-- Source --
Re: Optimizing bulk load performance

Harry Waye Thu, 24 Oct 2013 14:08:34 -0700

p.s. I guess this is more turning into a general hadoop issue, but I'll
keep the discussion here seeing that I have an audience, unless there are
objections.



On 24 October 2013 22:02, Harry Waye <[email protected]> wrote:

> So just a short update, I'll read into it a little more tomorrow.  This is
> from three of the nodes:
> https://gist.github.com/hazzadous/1264af7c674e1b3cf867
>
> The first is the grey guy.  Just glancing at it, it looks to fluctuate
> more than the others.  I guess that could suggest that there are some
> issues with reading from the disks.  Interestingly, it's the only one that
> doesn't have smartd installed, which alerts us on changes for the other
> nodes.  I suspect there's probably some mileage in checking its smart
> attributes.  Will do that tomorrow though.
>
> Out of curiosity, how do people normally monitor disk issues?  I'm going
> to set up collectd to push various things from smartctl tomorrow, at the
> moment all we do is receive emails, which is mostly noise about problem
> sector counts increasing +1.
>
>
> On 24 October 2013 19:40, Jean-Marc Spaggiari <[email protected]>wrote:
>
>> Can you try vmstat 2? 2 is the interval in seconds it will display the
>> disk
>> usage. On the extract here, nothing is running. only 8% is used. (1% disk
>> IO, 6% User, 1% sys)
>>
>> Run it on 2 or 3 different nodes while you are putting the load on the
>> cluster. And take a look at the 4 last numbers and see what the value of
>> the last one?
>>
>> On the usercpu0 graph, who is the gray guy showing hight?
>>
>> JM
>>
>> 2013/10/24 Harry Waye <[email protected]>
>>
>> > Ok I'm running a load job atm, I've add some possibly incomprehensible
>> > coloured lines to the graph: http://goo.gl/cUGCGG
>> >
>> > This is actually with one fewer nodes due to decommissioning to replace
>> a
>> > disk, hence I guess the reason for one squiggly line showing no disk
>> > activity.  I've included only the cpu stats for CPU0 from each node.
>>  The
>> > last graph should read "Memory Used".  vmstat from one of the nodes:
>> >
>> > procs -----------memory---------- ---swap-- -----io---- -system--
>> > ----cpu----
>> >  r  b   swpd   free   buff  cache   si   so    bi    bo   in   cs us sy
>> id
>> > wa
>> >  6  0      0 392448 524668 43823900    0    0   501  1044    0    0  6
>>  1
>> > 91  1
>> >
>> > To me the wait doesn't seem that high.  Job stats are
>> > http://goo.gl/ZYdUKp,  the job setup is
>> > https://gist.github.com/hazzadous/ac57a384f2ab685f07f6
>> >
>> > Does anything jump out at you?

[Stored entries]

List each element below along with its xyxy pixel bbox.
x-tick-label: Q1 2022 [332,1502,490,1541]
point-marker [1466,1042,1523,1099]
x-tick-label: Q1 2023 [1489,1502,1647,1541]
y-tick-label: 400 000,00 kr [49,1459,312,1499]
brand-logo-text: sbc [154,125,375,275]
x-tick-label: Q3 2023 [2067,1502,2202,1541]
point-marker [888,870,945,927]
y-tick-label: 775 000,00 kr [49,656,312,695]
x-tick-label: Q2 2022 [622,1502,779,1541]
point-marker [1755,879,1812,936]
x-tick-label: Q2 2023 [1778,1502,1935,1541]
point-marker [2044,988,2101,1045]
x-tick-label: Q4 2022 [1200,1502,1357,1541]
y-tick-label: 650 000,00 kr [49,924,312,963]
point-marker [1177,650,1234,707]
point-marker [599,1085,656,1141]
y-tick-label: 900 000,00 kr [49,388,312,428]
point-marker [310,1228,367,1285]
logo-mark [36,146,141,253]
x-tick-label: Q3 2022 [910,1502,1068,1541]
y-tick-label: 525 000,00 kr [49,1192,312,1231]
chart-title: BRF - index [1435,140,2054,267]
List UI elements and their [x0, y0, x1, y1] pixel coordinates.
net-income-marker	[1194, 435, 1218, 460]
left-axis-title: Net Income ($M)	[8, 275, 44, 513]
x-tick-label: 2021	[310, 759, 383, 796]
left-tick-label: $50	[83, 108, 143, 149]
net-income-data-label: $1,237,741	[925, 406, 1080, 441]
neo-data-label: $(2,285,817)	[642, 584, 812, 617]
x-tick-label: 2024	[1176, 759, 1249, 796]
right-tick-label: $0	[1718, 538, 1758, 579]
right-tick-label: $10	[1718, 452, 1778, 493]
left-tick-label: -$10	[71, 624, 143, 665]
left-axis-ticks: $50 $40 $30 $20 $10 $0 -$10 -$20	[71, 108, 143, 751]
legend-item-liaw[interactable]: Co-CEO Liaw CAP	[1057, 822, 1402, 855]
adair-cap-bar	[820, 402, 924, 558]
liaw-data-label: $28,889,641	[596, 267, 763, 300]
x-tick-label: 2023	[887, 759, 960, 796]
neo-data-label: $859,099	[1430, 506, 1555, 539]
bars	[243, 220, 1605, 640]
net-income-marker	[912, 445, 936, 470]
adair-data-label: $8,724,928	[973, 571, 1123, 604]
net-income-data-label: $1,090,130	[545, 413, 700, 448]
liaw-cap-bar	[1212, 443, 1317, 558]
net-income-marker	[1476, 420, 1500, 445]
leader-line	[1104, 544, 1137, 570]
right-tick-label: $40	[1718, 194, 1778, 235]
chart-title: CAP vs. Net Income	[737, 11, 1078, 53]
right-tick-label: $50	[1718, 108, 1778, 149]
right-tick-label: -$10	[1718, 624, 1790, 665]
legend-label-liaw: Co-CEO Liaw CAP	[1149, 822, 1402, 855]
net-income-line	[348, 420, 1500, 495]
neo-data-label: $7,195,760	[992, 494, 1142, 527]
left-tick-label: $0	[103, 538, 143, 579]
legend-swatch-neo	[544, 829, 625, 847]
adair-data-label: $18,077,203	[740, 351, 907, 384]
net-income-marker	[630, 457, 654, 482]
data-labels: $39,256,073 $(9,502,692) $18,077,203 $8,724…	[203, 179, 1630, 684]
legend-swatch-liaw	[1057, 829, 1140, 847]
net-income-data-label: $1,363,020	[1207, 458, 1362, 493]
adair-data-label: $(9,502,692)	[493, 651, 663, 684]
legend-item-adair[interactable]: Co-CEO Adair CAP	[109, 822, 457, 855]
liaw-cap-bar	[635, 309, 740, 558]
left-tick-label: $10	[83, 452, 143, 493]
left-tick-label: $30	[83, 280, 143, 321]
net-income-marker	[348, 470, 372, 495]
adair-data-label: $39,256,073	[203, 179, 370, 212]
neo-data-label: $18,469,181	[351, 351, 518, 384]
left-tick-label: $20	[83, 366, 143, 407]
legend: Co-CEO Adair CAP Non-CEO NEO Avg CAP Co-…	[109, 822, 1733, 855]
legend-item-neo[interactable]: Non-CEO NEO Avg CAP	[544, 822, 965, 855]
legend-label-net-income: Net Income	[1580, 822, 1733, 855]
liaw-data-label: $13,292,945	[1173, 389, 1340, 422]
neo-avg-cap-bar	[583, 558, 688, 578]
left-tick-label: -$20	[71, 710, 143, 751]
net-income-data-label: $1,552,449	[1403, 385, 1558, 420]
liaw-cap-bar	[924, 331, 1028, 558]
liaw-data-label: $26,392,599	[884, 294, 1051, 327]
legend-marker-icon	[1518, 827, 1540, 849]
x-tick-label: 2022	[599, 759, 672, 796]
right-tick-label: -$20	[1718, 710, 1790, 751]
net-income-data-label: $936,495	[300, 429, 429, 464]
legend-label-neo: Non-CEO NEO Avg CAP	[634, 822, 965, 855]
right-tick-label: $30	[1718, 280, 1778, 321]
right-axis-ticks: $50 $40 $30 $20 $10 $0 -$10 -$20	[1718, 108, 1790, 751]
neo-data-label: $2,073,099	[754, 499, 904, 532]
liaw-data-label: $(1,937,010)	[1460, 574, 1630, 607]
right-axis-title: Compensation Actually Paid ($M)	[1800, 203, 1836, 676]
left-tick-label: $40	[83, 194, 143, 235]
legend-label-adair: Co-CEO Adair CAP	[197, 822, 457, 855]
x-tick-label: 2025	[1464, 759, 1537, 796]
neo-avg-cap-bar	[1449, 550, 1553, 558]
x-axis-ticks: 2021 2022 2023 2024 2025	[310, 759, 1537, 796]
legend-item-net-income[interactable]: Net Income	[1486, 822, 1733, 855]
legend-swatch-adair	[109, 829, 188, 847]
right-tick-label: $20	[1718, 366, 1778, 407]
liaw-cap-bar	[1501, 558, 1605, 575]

-- Things to do --
1. Answer these questions from the bulk load thread.
(a) What does Harry Waye plan to set up to push various things from smartctl?
(b) In the command "vmstat 2", what does the 2 stand for?
(c) Why was the load job running with one fewer node?
2. Pick up the bulk load thread after its last sentence and continue it.
The items are not needed for any of the tasks.

-- Results of the exercise --
1.
(a) collectd.
(b) The interval, in seconds, at which disk usage is displayed.
(c) A node had been decommissioned so that a disk could be replaced.

2.
>> >
>> > Cheers
>> > H
>> >
>> >
>> > On 24 October 2013 16:16, Harry Waye <[email protected]> wrote:
>> >
>> > > Hi JM
>> > >
>> > > I took a snapshot on the initial run, before the changes:
>> > >
>> >
>> https://www.evernote.com/shard/s95/sh/b8e1516d-7c49-43f0-8b5f-d16bbdd3fe13/00d7c6cd6dd9fba92d6f00f90fb54fc1/res/4f0e20a2-1ecb-4085-8bc8-b3263c23afb5/screenshot.png
>> > >
>> > > Good timing, disks appear to be exploding (ATA errors) atm thus I'm
>> > > decommissioning and reprovisioning with new disks.  I'll be
>> > reprovisioning
>> > > as without RAID (it's software RAID just to compound the issue)
>> although
>> > > not sure how I'll go about migrating all nodes.  I guess I'd need to
>> put
>> > > more correctly speced nodes in the rack and decommission the existing.
>> > >  Makes diff. to
>> > >
>> > > We're using hetzner at the moment which may not have been a good
>> choice.
>> > >  Has anyone had any experience with them wrt. Hadoop?  They offer 7
>> and
>> > 15
>> > > disk options, but are low on the cpu front (quad core).  Our workload
>> > will
>> > > be I assume on the high side.  There's also a 8 disk Dell PowerEdge
>> what
>> > is
>> > > a little more powerful.  What hosting providers would people
>> recommended?
>> > >  (And what would be the strategy for migrating?)
>> > >
>> > > Anyhow, when I have things more stable I'll have a look at checking
>> out
>> > > what's using the cpu.  In the mean time, can anything be gleamed from
>> the
>> > > above snap?
>> > >
>> > > Cheers
>> > > H
>> > >
>> > >
>> > > On 24 October 2013 15:14, Jean-Marc Spaggiari <
>> [email protected]
>> > >wrote:
>> > >
>> > >> Hi Harry,
>> > >>
>> > >> Do you have more details on the exact load? Can you run vmstats and
>> see
>> > >> what kind of load it is? Is it user? cpu? wio?
>> > >>
>> > >> I suspect your disks to be the issue. There is 2 things here.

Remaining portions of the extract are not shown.